- _GIVEN EXERCISE_:
Find all the lines with "我是地主的儿子" and gather them.
----
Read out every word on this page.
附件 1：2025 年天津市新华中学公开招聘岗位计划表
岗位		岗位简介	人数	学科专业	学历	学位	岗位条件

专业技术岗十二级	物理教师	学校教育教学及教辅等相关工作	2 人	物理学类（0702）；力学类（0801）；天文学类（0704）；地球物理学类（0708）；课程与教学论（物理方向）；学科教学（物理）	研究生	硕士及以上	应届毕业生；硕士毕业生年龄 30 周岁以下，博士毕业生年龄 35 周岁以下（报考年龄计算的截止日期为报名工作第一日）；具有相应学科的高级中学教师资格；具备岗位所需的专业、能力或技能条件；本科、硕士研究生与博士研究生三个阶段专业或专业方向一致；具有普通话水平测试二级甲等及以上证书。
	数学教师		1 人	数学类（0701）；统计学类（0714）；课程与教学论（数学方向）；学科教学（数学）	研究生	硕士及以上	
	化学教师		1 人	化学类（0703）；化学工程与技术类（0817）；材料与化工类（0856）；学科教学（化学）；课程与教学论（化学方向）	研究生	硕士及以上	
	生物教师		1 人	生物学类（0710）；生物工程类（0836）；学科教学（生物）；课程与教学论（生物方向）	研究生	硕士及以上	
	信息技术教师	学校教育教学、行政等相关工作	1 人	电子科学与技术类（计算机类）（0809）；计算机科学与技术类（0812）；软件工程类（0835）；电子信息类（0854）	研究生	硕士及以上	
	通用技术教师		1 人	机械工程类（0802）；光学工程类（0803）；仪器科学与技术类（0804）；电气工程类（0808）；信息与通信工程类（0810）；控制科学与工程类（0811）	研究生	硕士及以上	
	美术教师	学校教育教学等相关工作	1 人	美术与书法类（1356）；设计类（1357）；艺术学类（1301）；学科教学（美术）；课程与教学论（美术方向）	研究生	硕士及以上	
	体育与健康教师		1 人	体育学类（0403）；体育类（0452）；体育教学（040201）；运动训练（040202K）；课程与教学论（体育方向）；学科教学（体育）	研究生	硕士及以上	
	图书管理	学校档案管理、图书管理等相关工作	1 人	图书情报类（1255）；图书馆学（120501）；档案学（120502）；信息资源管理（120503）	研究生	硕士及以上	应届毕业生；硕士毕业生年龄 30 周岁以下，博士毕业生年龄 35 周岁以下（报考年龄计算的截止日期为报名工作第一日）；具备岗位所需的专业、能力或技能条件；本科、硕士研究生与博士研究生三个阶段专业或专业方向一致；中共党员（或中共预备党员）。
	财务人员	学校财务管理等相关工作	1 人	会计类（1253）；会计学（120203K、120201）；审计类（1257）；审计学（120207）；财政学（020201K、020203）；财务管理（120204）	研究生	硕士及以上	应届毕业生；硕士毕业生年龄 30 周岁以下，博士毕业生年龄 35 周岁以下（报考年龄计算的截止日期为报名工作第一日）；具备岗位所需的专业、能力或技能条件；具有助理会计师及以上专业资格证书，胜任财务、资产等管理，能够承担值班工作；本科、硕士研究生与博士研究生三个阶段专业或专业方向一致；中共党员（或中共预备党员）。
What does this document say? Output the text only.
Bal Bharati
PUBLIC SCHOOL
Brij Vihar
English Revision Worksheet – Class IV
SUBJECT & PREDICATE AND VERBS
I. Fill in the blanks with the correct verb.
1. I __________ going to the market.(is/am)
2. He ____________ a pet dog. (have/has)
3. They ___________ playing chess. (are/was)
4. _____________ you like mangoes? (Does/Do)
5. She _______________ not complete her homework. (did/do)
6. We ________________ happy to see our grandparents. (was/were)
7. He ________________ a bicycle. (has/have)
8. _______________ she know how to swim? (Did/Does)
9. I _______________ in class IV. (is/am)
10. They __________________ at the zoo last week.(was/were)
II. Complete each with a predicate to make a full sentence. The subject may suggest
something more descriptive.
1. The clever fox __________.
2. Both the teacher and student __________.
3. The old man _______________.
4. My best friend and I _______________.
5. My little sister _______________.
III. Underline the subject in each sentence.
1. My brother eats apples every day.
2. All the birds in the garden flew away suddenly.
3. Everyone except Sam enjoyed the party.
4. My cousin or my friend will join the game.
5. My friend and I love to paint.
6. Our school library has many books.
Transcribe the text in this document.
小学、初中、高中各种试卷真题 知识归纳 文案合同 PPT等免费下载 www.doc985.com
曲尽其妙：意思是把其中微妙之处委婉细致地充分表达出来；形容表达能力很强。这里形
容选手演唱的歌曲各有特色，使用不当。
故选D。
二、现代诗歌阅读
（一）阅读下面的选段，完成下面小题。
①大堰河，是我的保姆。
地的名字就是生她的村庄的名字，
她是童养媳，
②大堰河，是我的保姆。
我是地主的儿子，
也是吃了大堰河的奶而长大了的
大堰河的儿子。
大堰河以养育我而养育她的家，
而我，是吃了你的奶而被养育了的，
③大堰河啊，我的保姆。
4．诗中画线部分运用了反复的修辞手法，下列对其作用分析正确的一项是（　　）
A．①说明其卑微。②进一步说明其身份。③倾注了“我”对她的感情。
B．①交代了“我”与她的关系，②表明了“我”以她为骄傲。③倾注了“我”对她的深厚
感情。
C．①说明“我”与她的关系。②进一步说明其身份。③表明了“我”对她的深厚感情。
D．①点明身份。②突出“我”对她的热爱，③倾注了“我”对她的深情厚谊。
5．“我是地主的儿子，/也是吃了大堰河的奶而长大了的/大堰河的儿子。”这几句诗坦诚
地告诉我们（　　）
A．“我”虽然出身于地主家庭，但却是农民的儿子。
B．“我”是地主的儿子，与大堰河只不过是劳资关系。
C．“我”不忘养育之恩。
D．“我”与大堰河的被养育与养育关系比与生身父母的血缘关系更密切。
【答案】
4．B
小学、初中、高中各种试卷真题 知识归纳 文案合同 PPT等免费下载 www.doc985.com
----
- _REPLY_:
我是地主的儿子，
5．“我是地主的儿子，/也是吃了大堰河的奶而长大了的/大堰河的儿子。”这几句诗坦诚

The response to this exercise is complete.